[Recorded data]
═══

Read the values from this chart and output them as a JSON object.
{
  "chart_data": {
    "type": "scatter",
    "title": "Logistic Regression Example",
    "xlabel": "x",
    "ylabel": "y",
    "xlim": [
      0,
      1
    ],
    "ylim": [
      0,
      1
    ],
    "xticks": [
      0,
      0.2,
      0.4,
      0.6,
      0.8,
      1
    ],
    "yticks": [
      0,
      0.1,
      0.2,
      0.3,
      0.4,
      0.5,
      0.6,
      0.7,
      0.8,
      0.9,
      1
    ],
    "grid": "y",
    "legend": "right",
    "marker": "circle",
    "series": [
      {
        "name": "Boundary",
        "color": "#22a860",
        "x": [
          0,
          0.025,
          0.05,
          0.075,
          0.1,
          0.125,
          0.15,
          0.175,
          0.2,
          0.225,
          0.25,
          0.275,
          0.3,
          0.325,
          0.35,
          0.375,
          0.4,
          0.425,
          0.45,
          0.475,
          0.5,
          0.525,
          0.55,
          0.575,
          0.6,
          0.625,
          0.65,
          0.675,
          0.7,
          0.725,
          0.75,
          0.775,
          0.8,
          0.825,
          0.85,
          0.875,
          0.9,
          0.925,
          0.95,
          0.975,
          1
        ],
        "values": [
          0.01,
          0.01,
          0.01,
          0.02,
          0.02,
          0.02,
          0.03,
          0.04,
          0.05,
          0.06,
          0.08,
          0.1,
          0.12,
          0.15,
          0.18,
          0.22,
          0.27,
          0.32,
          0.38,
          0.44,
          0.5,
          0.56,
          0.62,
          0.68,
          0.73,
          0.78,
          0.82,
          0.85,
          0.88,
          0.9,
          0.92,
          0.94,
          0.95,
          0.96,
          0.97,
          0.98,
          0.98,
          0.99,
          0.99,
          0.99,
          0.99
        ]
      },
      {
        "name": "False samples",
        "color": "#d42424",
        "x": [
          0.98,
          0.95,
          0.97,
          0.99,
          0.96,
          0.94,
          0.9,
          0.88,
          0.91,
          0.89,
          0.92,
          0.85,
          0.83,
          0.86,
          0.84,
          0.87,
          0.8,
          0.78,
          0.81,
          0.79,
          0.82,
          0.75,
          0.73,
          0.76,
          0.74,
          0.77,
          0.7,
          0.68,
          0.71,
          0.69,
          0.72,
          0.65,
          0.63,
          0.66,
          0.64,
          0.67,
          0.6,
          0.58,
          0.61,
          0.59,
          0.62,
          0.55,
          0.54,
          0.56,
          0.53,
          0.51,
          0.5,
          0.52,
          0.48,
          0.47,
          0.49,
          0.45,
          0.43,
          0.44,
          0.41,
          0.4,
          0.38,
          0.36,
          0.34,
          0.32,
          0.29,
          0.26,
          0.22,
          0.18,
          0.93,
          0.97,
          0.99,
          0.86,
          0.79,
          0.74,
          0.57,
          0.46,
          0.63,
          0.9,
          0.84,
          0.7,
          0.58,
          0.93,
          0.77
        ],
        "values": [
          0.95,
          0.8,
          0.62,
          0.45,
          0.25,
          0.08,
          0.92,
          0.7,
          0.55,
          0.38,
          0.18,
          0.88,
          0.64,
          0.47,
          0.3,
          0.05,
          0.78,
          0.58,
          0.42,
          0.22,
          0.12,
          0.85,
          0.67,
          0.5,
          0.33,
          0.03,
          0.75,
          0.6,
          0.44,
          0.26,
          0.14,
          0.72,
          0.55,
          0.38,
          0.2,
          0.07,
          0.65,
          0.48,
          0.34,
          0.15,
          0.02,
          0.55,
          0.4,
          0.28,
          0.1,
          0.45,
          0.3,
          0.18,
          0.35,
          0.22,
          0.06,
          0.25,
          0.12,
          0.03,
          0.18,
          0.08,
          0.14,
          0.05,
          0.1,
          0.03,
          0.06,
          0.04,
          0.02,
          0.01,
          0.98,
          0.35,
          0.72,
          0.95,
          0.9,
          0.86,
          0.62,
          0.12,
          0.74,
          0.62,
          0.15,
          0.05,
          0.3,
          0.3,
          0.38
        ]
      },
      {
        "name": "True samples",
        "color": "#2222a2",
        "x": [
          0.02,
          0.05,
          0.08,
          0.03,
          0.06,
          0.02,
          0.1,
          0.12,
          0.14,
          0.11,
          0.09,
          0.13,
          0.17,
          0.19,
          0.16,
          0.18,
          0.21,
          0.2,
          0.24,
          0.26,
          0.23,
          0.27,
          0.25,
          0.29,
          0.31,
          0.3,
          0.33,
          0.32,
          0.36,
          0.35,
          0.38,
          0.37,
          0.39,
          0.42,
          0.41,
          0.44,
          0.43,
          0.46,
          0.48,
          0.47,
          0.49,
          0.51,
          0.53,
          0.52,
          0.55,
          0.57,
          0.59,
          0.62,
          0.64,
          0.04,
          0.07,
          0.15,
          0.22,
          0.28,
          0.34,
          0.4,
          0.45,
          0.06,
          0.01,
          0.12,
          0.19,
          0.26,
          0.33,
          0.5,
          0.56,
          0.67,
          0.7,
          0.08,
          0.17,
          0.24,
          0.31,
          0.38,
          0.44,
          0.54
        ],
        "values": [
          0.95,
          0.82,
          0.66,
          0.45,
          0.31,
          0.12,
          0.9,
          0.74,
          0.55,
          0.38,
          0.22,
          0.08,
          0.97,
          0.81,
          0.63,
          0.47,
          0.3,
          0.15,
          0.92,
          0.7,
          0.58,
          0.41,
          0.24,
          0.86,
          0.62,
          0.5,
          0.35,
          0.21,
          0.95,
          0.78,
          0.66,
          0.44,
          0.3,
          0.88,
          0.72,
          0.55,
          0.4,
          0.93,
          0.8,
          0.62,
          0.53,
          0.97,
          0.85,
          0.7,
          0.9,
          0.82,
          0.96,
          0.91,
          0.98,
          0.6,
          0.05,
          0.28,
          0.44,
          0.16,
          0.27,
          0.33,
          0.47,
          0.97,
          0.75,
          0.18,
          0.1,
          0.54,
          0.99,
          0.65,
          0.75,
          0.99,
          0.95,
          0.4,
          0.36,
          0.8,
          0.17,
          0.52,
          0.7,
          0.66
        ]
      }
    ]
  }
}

═══

• STATED PROBLEM:
Copy every line above in which the string "samples" shows up.

• SOLUTION TO THIS PROBLEM:
        "name": "False samples",
        "name": "True samples",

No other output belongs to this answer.